# REQUIRED WORK:
Which lines in the items below contain the word "Direct"? Report each of them in full.

# LISTING:
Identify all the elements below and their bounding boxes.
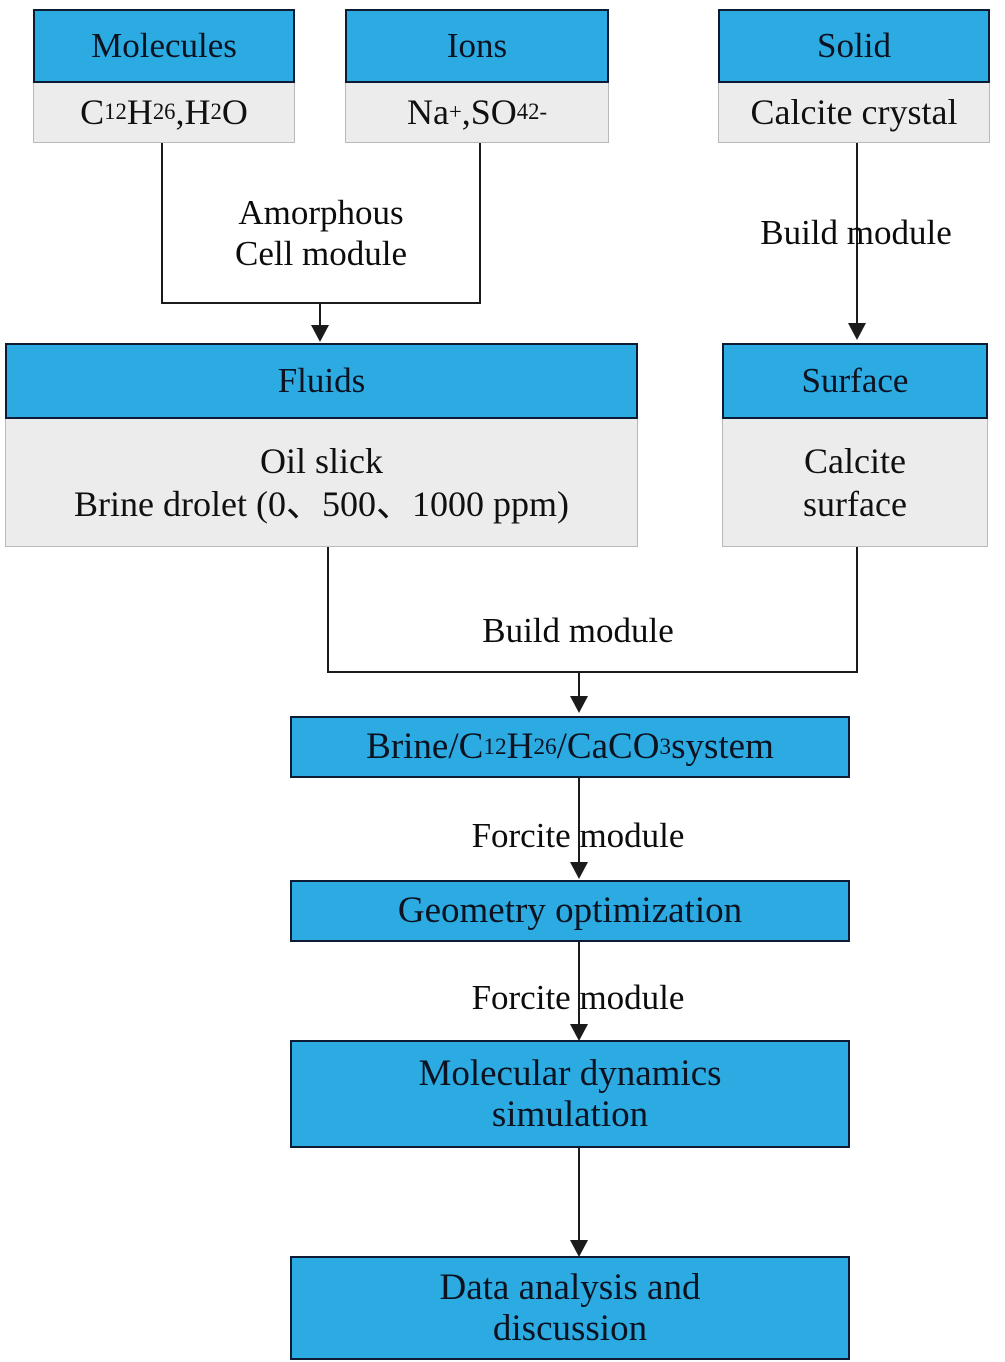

---

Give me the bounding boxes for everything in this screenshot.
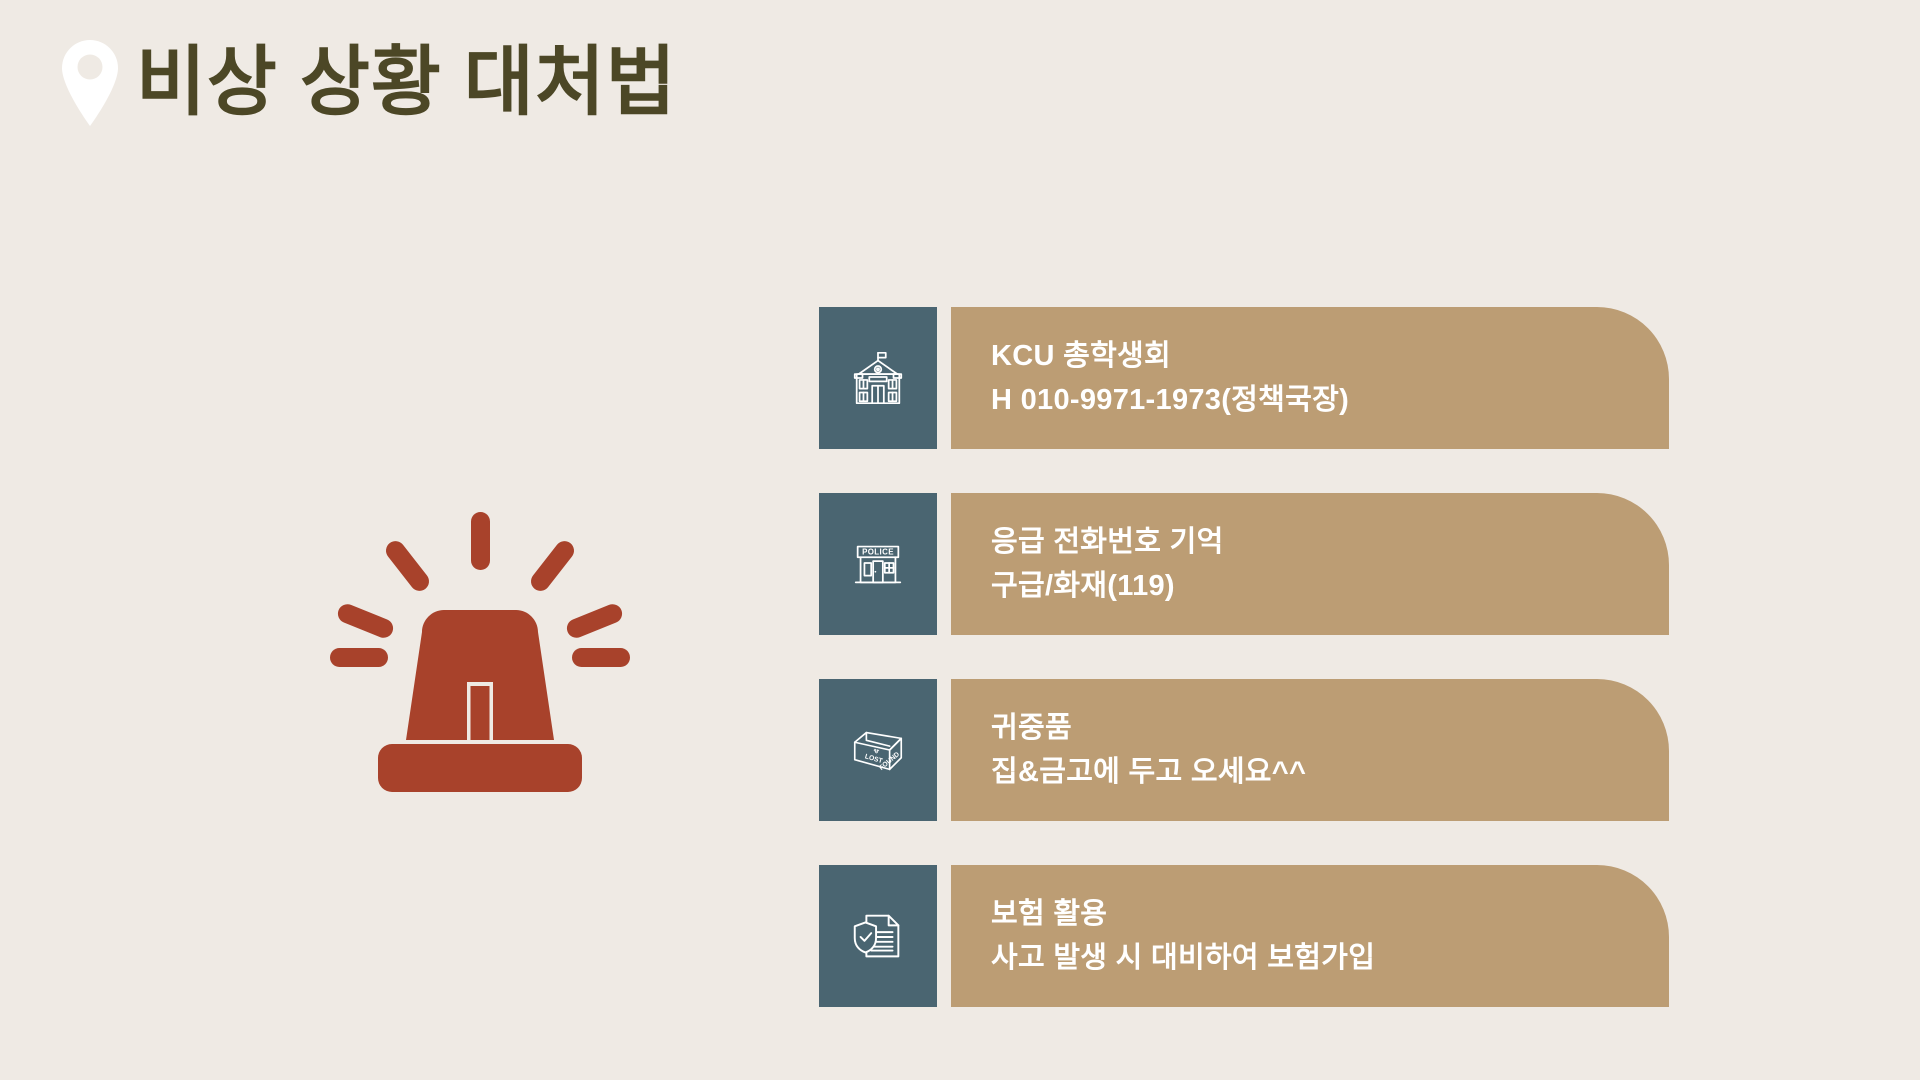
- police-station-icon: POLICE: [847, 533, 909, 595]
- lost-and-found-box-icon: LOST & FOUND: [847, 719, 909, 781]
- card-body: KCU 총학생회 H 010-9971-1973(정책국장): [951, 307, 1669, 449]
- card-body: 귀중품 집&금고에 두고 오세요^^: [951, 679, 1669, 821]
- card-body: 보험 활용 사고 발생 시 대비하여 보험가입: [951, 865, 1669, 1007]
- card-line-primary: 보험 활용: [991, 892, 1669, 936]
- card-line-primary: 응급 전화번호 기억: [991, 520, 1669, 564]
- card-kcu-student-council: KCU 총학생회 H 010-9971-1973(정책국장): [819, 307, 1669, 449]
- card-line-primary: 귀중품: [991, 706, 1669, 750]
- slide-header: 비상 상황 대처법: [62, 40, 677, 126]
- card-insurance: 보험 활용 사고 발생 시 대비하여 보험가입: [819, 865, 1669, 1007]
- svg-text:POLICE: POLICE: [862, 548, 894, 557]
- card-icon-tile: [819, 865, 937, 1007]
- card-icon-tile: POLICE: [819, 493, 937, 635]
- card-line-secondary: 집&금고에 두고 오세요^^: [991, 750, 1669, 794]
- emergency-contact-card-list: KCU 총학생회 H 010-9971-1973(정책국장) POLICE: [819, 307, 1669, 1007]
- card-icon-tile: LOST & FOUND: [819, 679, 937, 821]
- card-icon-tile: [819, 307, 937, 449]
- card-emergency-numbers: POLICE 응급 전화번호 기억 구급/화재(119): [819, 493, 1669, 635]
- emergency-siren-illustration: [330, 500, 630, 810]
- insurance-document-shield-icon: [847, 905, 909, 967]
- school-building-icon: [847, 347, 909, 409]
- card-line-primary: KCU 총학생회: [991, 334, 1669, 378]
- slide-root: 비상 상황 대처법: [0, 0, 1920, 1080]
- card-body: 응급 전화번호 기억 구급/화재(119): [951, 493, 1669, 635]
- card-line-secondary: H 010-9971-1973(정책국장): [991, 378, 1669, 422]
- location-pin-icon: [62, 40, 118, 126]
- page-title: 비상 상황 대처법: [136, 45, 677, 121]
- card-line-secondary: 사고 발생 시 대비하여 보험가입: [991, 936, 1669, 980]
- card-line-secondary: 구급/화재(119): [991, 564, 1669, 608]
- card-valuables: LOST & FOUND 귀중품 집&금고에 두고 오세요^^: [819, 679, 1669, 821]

...

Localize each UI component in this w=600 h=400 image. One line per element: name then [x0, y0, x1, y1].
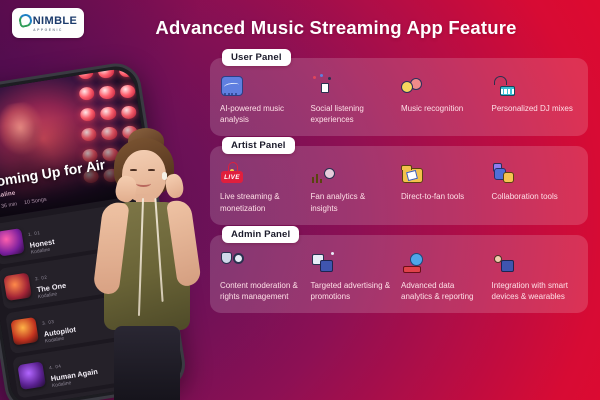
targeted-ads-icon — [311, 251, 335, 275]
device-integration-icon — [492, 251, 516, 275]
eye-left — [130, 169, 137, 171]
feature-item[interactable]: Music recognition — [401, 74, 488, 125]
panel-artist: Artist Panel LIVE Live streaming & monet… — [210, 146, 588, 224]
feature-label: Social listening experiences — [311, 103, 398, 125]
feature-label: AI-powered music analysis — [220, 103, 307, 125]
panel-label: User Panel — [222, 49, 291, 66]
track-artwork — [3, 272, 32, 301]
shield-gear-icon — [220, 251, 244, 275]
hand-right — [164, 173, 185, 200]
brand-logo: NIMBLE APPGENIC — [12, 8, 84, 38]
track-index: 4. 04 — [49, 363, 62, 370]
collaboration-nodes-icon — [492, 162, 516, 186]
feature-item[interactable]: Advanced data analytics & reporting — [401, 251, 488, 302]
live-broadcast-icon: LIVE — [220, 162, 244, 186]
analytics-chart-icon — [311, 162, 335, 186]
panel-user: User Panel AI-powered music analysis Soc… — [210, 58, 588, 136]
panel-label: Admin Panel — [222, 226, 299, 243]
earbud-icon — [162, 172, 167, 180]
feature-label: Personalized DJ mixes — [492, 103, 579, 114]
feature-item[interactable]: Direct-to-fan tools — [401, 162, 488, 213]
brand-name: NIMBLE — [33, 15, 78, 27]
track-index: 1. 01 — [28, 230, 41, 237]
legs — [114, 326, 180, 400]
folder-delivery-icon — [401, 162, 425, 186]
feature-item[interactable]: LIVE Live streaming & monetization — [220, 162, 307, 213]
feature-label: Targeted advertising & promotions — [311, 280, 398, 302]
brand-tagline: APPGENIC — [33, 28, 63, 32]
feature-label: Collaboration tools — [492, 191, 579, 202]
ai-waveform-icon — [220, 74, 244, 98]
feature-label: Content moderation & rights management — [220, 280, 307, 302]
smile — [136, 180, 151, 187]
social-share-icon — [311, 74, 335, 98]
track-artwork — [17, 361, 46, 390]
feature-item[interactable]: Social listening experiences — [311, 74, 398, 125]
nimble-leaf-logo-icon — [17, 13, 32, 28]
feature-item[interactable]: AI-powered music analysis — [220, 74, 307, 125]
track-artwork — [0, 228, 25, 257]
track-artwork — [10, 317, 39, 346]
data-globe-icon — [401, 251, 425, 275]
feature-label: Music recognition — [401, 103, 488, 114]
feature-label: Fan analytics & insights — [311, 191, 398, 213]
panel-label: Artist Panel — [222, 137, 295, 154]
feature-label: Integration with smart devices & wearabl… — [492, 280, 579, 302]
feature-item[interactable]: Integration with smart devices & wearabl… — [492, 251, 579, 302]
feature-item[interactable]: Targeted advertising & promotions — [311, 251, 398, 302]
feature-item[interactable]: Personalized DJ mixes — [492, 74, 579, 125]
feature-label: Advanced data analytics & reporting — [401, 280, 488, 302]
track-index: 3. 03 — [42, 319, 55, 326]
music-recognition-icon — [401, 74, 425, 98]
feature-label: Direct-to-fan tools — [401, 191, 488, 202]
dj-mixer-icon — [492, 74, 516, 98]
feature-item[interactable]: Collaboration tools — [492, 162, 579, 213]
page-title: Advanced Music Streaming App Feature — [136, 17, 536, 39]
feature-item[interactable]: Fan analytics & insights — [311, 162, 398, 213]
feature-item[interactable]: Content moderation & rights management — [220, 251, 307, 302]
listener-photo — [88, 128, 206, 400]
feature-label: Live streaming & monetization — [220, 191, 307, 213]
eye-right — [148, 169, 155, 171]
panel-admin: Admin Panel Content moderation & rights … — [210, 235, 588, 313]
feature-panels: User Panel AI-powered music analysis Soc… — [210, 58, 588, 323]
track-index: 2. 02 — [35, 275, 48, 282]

# PROBLEM SOLUTION:
feature-item[interactable]: Direct-to-fan tools — [401, 162, 488, 213]
feature-label: Direct-to-fan tools — [401, 191, 488, 202]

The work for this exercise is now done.